> **STATED PROBLEM**
Extract the listing below in full, unchanged.
· · · · ·
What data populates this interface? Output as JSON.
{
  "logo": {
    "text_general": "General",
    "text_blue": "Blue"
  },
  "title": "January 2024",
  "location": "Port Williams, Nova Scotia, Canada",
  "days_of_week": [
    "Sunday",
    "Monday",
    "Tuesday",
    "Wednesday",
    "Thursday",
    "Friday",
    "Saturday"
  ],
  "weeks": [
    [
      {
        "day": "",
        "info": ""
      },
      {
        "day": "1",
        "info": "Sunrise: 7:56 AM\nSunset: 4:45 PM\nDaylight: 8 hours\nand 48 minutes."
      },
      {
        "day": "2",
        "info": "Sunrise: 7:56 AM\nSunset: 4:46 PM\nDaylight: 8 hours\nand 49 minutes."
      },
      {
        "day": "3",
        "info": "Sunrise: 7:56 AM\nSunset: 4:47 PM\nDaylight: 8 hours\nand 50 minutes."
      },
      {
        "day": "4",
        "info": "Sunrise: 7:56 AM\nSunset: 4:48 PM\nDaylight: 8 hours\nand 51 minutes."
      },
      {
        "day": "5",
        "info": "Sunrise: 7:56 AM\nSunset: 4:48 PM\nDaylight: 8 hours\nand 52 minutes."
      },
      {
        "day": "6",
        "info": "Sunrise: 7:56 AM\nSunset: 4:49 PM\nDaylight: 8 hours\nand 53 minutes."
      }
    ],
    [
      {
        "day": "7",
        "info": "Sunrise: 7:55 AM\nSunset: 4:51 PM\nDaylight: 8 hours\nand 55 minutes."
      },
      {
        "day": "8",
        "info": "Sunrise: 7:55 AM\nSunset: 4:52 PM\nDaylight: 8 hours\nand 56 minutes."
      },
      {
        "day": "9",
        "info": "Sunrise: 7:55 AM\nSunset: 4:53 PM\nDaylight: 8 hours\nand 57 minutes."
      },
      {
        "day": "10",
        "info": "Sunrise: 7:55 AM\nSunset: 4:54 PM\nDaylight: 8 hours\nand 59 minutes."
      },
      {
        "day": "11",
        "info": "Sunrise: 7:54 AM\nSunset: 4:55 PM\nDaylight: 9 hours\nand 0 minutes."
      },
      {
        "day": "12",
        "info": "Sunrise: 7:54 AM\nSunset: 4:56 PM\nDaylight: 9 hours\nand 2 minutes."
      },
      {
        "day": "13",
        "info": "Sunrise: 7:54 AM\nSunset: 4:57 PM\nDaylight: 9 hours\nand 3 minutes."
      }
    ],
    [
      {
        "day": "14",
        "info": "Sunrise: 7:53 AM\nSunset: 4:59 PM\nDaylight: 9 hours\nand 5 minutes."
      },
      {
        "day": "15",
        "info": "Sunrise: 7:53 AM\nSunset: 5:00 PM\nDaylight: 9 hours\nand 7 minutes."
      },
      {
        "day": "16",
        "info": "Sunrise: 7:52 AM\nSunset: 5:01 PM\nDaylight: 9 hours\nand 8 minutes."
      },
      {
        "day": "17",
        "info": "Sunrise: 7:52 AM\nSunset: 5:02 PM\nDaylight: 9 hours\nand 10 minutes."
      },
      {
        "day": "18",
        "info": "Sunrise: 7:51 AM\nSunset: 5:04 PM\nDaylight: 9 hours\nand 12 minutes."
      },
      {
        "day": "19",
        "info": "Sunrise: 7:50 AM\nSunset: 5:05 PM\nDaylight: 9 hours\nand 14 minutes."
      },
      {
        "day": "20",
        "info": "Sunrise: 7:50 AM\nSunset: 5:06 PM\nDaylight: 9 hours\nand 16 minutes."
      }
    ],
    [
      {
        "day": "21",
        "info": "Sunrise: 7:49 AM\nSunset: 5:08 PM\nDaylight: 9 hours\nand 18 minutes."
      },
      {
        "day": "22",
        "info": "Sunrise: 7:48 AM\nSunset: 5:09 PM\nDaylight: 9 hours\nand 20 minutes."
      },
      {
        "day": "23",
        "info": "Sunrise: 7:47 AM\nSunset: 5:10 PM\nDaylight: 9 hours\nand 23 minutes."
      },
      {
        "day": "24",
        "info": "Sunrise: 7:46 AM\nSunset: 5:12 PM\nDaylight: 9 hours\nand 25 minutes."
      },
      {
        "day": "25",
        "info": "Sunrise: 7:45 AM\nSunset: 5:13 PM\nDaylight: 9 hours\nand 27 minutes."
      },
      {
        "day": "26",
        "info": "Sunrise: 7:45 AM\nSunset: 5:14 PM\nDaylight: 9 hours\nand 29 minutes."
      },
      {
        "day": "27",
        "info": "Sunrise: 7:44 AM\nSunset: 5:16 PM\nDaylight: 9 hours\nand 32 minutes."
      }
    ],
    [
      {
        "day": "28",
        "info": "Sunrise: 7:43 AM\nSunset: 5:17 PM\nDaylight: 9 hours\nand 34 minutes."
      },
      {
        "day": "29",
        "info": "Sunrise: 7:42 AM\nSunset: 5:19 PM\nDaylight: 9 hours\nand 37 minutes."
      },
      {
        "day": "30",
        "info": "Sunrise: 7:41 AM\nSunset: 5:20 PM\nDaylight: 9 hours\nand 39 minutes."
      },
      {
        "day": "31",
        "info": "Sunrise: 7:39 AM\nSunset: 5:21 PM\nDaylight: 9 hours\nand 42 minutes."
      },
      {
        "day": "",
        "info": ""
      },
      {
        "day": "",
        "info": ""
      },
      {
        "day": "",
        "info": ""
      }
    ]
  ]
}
· · · · ·
> **RESULT FOR THIS EXERCISE**
What data populates this interface? Output as JSON.
{
  "logo": {
    "text_general": "General",
    "text_blue": "Blue"
  },
  "title": "January 2024",
  "location": "Port Williams, Nova Scotia, Canada",
  "days_of_week": [
    "Sunday",
    "Monday",
    "Tuesday",
    "Wednesday",
    "Thursday",
    "Friday",
    "Saturday"
  ],
  "weeks": [
    [
      {
        "day": "",
        "info": ""
      },
      {
        "day": "1",
        "info": "Sunrise: 7:56 AM\nSunset: 4:45 PM\nDaylight: 8 hours\nand 48 minutes."
      },
      {
        "day": "2",
        "info": "Sunrise: 7:56 AM\nSunset: 4:46 PM\nDaylight: 8 hours\nand 49 minutes."
      },
      {
        "day": "3",
        "info": "Sunrise: 7:56 AM\nSunset: 4:47 PM\nDaylight: 8 hours\nand 50 minutes."
      },
      {
        "day": "4",
        "info": "Sunrise: 7:56 AM\nSunset: 4:48 PM\nDaylight: 8 hours\nand 51 minutes."
      },
      {
        "day": "5",
        "info": "Sunrise: 7:56 AM\nSunset: 4:48 PM\nDaylight: 8 hours\nand 52 minutes."
      },
      {
        "day": "6",
        "info": "Sunrise: 7:56 AM\nSunset: 4:49 PM\nDaylight: 8 hours\nand 53 minutes."
      }
    ],
    [
      {
        "day": "7",
        "info": "Sunrise: 7:55 AM\nSunset: 4:51 PM\nDaylight: 8 hours\nand 55 minutes."
      },
      {
        "day": "8",
        "info": "Sunrise: 7:55 AM\nSunset: 4:52 PM\nDaylight: 8 hours\nand 56 minutes."
      },
      {
        "day": "9",
        "info": "Sunrise: 7:55 AM\nSunset: 4:53 PM\nDaylight: 8 hours\nand 57 minutes."
      },
      {
        "day": "10",
        "info": "Sunrise: 7:55 AM\nSunset: 4:54 PM\nDaylight: 8 hours\nand 59 minutes."
      },
      {
        "day": "11",
        "info": "Sunrise: 7:54 AM\nSunset: 4:55 PM\nDaylight: 9 hours\nand 0 minutes."
      },
      {
        "day": "12",
        "info": "Sunrise: 7:54 AM\nSunset: 4:56 PM\nDaylight: 9 hours\nand 2 minutes."
      },
      {
        "day": "13",
        "info": "Sunrise: 7:54 AM\nSunset: 4:57 PM\nDaylight: 9 hours\nand 3 minutes."
      }
    ],
    [
      {
        "day": "14",
        "info": "Sunrise: 7:53 AM\nSunset: 4:59 PM\nDaylight: 9 hours\nand 5 minutes."
      },
      {
        "day": "15",
        "info": "Sunrise: 7:53 AM\nSunset: 5:00 PM\nDaylight: 9 hours\nand 7 minutes."
      },
      {
        "day": "16",
        "info": "Sunrise: 7:52 AM\nSunset: 5:01 PM\nDaylight: 9 hours\nand 8 minutes."
      },
      {
        "day": "17",
        "info": "Sunrise: 7:52 AM\nSunset: 5:02 PM\nDaylight: 9 hours\nand 10 minutes."
      },
      {
        "day": "18",
        "info": "Sunrise: 7:51 AM\nSunset: 5:04 PM\nDaylight: 9 hours\nand 12 minutes."
      },
      {
        "day": "19",
        "info": "Sunrise: 7:50 AM\nSunset: 5:05 PM\nDaylight: 9 hours\nand 14 minutes."
      },
      {
        "day": "20",
        "info": "Sunrise: 7:50 AM\nSunset: 5:06 PM\nDaylight: 9 hours\nand 16 minutes."
      }
    ],
    [
      {
        "day": "21",
        "info": "Sunrise: 7:49 AM\nSunset: 5:08 PM\nDaylight: 9 hours\nand 18 minutes."
      },
      {
        "day": "22",
        "info": "Sunrise: 7:48 AM\nSunset: 5:09 PM\nDaylight: 9 hours\nand 20 minutes."
      },
      {
        "day": "23",
        "info": "Sunrise: 7:47 AM\nSunset: 5:10 PM\nDaylight: 9 hours\nand 23 minutes."
      },
      {
        "day": "24",
        "info": "Sunrise: 7:46 AM\nSunset: 5:12 PM\nDaylight: 9 hours\nand 25 minutes."
      },
      {
        "day": "25",
        "info": "Sunrise: 7:45 AM\nSunset: 5:13 PM\nDaylight: 9 hours\nand 27 minutes."
      },
      {
        "day": "26",
        "info": "Sunrise: 7:45 AM\nSunset: 5:14 PM\nDaylight: 9 hours\nand 29 minutes."
      },
      {
        "day": "27",
        "info": "Sunrise: 7:44 AM\nSunset: 5:16 PM\nDaylight: 9 hours\nand 32 minutes."
      }
    ],
    [
      {
        "day": "28",
        "info": "Sunrise: 7:43 AM\nSunset: 5:17 PM\nDaylight: 9 hours\nand 34 minutes."
      },
      {
        "day": "29",
        "info": "Sunrise: 7:42 AM\nSunset: 5:19 PM\nDaylight: 9 hours\nand 37 minutes."
      },
      {
        "day": "30",
        "info": "Sunrise: 7:41 AM\nSunset: 5:20 PM\nDaylight: 9 hours\nand 39 minutes."
      },
      {
        "day": "31",
        "info": "Sunrise: 7:39 AM\nSunset: 5:21 PM\nDaylight: 9 hours\nand 42 minutes."
      },
      {
        "day": "",
        "info": ""
      },
      {
        "day": "",
        "info": ""
      },
      {
        "day": "",
        "info": ""
      }
    ]
  ]
}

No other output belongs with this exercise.